Exercise prompt: Copy out every line exactly as given.

Material shown:
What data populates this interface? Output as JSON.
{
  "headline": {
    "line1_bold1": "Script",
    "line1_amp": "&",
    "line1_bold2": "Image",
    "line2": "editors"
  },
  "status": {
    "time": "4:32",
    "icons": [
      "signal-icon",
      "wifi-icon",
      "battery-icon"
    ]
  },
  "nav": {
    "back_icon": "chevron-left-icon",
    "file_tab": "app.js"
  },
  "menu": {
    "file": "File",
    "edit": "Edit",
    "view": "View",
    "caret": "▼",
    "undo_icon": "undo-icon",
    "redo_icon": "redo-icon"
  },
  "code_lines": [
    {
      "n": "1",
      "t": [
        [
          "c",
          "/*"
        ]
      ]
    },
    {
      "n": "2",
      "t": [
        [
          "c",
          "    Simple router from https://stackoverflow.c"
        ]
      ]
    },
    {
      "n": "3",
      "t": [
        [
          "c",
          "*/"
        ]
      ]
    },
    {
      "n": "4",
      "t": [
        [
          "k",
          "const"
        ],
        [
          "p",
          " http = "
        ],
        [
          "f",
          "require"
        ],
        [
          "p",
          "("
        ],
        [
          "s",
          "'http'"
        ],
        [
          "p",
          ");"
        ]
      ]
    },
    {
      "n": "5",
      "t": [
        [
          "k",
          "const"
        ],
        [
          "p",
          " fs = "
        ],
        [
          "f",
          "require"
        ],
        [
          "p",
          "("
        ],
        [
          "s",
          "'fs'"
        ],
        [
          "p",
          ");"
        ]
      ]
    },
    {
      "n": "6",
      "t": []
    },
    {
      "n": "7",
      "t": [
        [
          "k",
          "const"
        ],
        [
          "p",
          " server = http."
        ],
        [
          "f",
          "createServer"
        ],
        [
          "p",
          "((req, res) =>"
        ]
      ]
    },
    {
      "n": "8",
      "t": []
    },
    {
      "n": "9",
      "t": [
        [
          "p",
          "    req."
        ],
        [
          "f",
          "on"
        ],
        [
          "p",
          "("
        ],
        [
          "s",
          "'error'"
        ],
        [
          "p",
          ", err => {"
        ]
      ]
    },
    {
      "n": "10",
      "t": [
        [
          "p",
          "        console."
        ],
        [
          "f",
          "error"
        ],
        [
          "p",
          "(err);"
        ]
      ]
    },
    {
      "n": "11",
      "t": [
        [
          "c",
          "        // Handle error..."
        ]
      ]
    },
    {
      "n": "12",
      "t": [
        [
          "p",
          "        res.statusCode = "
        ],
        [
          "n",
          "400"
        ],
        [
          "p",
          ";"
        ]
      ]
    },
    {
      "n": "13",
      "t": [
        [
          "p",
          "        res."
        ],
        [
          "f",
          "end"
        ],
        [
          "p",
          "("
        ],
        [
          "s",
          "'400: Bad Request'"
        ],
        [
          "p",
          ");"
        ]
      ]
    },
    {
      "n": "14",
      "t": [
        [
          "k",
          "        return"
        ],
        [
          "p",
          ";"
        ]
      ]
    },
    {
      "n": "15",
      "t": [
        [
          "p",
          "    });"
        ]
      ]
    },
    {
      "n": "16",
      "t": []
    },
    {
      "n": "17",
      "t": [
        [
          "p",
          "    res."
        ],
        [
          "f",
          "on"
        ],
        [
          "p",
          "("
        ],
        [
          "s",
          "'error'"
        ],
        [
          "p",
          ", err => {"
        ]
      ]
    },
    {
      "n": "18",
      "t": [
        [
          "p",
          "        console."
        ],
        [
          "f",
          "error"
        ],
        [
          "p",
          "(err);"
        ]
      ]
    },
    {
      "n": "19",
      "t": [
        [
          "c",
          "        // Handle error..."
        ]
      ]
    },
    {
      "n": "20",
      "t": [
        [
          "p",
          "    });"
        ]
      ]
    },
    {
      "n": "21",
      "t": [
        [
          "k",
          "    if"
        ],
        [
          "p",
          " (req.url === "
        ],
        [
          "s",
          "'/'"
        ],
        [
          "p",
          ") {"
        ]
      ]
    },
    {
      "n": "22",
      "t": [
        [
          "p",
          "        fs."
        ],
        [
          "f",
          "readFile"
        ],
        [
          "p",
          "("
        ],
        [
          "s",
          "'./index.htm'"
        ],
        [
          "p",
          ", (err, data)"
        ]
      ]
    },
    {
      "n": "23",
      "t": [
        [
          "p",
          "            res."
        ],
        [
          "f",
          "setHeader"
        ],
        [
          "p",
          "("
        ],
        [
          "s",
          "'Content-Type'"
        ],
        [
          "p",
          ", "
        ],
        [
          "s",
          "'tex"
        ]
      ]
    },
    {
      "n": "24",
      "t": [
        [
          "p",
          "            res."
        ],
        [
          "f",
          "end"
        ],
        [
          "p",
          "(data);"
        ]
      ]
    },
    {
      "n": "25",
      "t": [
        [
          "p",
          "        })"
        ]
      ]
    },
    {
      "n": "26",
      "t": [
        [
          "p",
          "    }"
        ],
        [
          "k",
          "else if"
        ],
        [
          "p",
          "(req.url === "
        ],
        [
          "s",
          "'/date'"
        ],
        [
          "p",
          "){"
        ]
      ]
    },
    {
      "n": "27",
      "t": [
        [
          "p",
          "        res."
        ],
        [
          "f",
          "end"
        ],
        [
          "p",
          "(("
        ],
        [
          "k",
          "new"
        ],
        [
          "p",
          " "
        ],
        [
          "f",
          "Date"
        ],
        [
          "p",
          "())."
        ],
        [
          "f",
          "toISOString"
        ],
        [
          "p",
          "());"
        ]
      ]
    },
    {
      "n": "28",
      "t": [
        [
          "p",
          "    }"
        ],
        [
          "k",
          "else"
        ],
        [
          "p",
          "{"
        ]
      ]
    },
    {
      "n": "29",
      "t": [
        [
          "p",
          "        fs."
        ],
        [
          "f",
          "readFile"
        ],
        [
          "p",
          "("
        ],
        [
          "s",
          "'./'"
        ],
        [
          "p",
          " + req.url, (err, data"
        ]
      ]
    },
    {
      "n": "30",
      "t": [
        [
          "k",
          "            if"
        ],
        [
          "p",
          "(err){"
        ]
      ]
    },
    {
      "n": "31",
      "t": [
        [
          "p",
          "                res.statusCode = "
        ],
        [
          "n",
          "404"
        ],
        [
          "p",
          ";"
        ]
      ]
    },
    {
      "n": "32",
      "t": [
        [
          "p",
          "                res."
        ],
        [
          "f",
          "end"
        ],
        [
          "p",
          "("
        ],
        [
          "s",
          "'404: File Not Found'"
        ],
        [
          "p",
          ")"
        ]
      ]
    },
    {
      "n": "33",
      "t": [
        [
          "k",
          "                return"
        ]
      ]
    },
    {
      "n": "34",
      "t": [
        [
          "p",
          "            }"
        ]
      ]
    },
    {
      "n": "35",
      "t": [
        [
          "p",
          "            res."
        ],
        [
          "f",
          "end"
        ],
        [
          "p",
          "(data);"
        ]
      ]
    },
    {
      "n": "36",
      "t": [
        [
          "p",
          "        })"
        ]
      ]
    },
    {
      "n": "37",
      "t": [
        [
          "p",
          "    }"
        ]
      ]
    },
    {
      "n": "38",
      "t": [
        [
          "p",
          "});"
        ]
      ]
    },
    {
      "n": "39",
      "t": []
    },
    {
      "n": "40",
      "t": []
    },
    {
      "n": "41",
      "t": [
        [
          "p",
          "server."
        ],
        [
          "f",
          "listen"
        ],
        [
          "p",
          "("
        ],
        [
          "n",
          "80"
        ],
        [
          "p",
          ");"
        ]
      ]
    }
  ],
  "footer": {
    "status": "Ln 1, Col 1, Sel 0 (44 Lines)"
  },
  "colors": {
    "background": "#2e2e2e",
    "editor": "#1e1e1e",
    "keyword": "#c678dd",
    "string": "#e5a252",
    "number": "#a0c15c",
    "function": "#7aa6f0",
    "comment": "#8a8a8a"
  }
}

Right answer:
What data populates this interface? Output as JSON.
{
  "headline": {
    "line1_bold1": "Script",
    "line1_amp": "&",
    "line1_bold2": "Image",
    "line2": "editors"
  },
  "status": {
    "time": "4:32",
    "icons": [
      "signal-icon",
      "wifi-icon",
      "battery-icon"
    ]
  },
  "nav": {
    "back_icon": "chevron-left-icon",
    "file_tab": "app.js"
  },
  "menu": {
    "file": "File",
    "edit": "Edit",
    "view": "View",
    "caret": "▼",
    "undo_icon": "undo-icon",
    "redo_icon": "redo-icon"
  },
  "code_lines": [
    {
      "n": "1",
      "t": [
        [
          "c",
          "/*"
        ]
      ]
    },
    {
      "n": "2",
      "t": [
        [
          "c",
          "    Simple router from https://stackoverflow.c"
        ]
      ]
    },
    {
      "n": "3",
      "t": [
        [
          "c",
          "*/"
        ]
      ]
    },
    {
      "n": "4",
      "t": [
        [
          "k",
          "const"
        ],
        [
          "p",
          " http = "
        ],
        [
          "f",
          "require"
        ],
        [
          "p",
          "("
        ],
        [
          "s",
          "'http'"
        ],
        [
          "p",
          ");"
        ]
      ]
    },
    {
      "n": "5",
      "t": [
        [
          "k",
          "const"
        ],
        [
          "p",
          " fs = "
        ],
        [
          "f",
          "require"
        ],
        [
          "p",
          "("
        ],
        [
          "s",
          "'fs'"
        ],
        [
          "p",
          ");"
        ]
      ]
    },
    {
      "n": "6",
      "t": []
    },
    {
      "n": "7",
      "t": [
        [
          "k",
          "const"
        ],
        [
          "p",
          " server = http."
        ],
        [
          "f",
          "createServer"
        ],
        [
          "p",
          "((req, res) =>"
        ]
      ]
    },
    {
      "n": "8",
      "t": []
    },
    {
      "n": "9",
      "t": [
        [
          "p",
          "    req."
        ],
        [
          "f",
          "on"
        ],
        [
          "p",
          "("
        ],
        [
          "s",
          "'error'"
        ],
        [
          "p",
          ", err => {"
        ]
      ]
    },
    {
      "n": "10",
      "t": [
        [
          "p",
          "        console."
        ],
        [
          "f",
          "error"
        ],
        [
          "p",
          "(err);"
        ]
      ]
    },
    {
      "n": "11",
      "t": [
        [
          "c",
          "        // Handle error..."
        ]
      ]
    },
    {
      "n": "12",
      "t": [
        [
          "p",
          "        res.statusCode = "
        ],
        [
          "n",
          "400"
        ],
        [
          "p",
          ";"
        ]
      ]
    },
    {
      "n": "13",
      "t": [
        [
          "p",
          "        res."
        ],
        [
          "f",
          "end"
        ],
        [
          "p",
          "("
        ],
        [
          "s",
          "'400: Bad Request'"
        ],
        [
          "p",
          ");"
        ]
      ]
    },
    {
      "n": "14",
      "t": [
        [
          "k",
          "        return"
        ],
        [
          "p",
          ";"
        ]
      ]
    },
    {
      "n": "15",
      "t": [
        [
          "p",
          "    });"
        ]
      ]
    },
    {
      "n": "16",
      "t": []
    },
    {
      "n": "17",
      "t": [
        [
          "p",
          "    res."
        ],
        [
          "f",
          "on"
        ],
        [
          "p",
          "("
        ],
        [
          "s",
          "'error'"
        ],
        [
          "p",
          ", err => {"
        ]
      ]
    },
    {
      "n": "18",
      "t": [
        [
          "p",
          "        console."
        ],
        [
          "f",
          "error"
        ],
        [
          "p",
          "(err);"
        ]
      ]
    },
    {
      "n": "19",
      "t": [
        [
          "c",
          "        // Handle error..."
        ]
      ]
    },
    {
      "n": "20",
      "t": [
        [
          "p",
          "    });"
        ]
      ]
    },
    {
      "n": "21",
      "t": [
        [
          "k",
          "    if"
        ],
        [
          "p",
          " (req.url === "
        ],
        [
          "s",
          "'/'"
        ],
        [
          "p",
          ") {"
        ]
      ]
    },
    {
      "n": "22",
      "t": [
        [
          "p",
          "        fs."
        ],
        [
          "f",
          "readFile"
        ],
        [
          "p",
          "("
        ],
        [
          "s",
          "'./index.htm'"
        ],
        [
          "p",
          ", (err, data)"
        ]
      ]
    },
    {
      "n": "23",
      "t": [
        [
          "p",
          "            res."
        ],
        [
          "f",
          "setHeader"
        ],
        [
          "p",
          "("
        ],
        [
          "s",
          "'Content-Type'"
        ],
        [
          "p",
          ", "
        ],
        [
          "s",
          "'tex"
        ]
      ]
    },
    {
      "n": "24",
      "t": [
        [
          "p",
          "            res."
        ],
        [
          "f",
          "end"
        ],
        [
          "p",
          "(data);"
        ]
      ]
    },
    {
      "n": "25",
      "t": [
        [
          "p",
          "        })"
        ]
      ]
    },
    {
      "n": "26",
      "t": [
        [
          "p",
          "    }"
        ],
        [
          "k",
          "else if"
        ],
        [
          "p",
          "(req.url === "
        ],
        [
          "s",
          "'/date'"
        ],
        [
          "p",
          "){"
        ]
      ]
    },
    {
      "n": "27",
      "t": [
        [
          "p",
          "        res."
        ],
        [
          "f",
          "end"
        ],
        [
          "p",
          "(("
        ],
        [
          "k",
          "new"
        ],
        [
          "p",
          " "
        ],
        [
          "f",
          "Date"
        ],
        [
          "p",
          "())."
        ],
        [
          "f",
          "toISOString"
        ],
        [
          "p",
          "());"
        ]
      ]
    },
    {
      "n": "28",
      "t": [
        [
          "p",
          "    }"
        ],
        [
          "k",
          "else"
        ],
        [
          "p",
          "{"
        ]
      ]
    },
    {
      "n": "29",
      "t": [
        [
          "p",
          "        fs."
        ],
        [
          "f",
          "readFile"
        ],
        [
          "p",
          "("
        ],
        [
          "s",
          "'./'"
        ],
        [
          "p",
          " + req.url, (err, data"
        ]
      ]
    },
    {
      "n": "30",
      "t": [
        [
          "k",
          "            if"
        ],
        [
          "p",
          "(err){"
        ]
      ]
    },
    {
      "n": "31",
      "t": [
        [
          "p",
          "                res.statusCode = "
        ],
        [
          "n",
          "404"
        ],
        [
          "p",
          ";"
        ]
      ]
    },
    {
      "n": "32",
      "t": [
        [
          "p",
          "                res."
        ],
        [
          "f",
          "end"
        ],
        [
          "p",
          "("
        ],
        [
          "s",
          "'404: File Not Found'"
        ],
        [
          "p",
          ")"
        ]
      ]
    },
    {
      "n": "33",
      "t": [
        [
          "k",
          "                return"
        ]
      ]
    },
    {
      "n": "34",
      "t": [
        [
          "p",
          "            }"
        ]
      ]
    },
    {
      "n": "35",
      "t": [
        [
          "p",
          "            res."
        ],
        [
          "f",
          "end"
        ],
        [
          "p",
          "(data);"
        ]
      ]
    },
    {
      "n": "36",
      "t": [
        [
          "p",
          "        })"
        ]
      ]
    },
    {
      "n": "37",
      "t": [
        [
          "p",
          "    }"
        ]
      ]
    },
    {
      "n": "38",
      "t": [
        [
          "p",
          "});"
        ]
      ]
    },
    {
      "n": "39",
      "t": []
    },
    {
      "n": "40",
      "t": []
    },
    {
      "n": "41",
      "t": [
        [
          "p",
          "server."
        ],
        [
          "f",
          "listen"
        ],
        [
          "p",
          "("
        ],
        [
          "n",
          "80"
        ],
        [
          "p",
          ");"
        ]
      ]
    }
  ],
  "footer": {
    "status": "Ln 1, Col 1, Sel 0 (44 Lines)"
  },
  "colors": {
    "background": "#2e2e2e",
    "editor": "#1e1e1e",
    "keyword": "#c678dd",
    "string": "#e5a252",
    "number": "#a0c15c",
    "function": "#7aa6f0",
    "comment": "#8a8a8a"
  }
}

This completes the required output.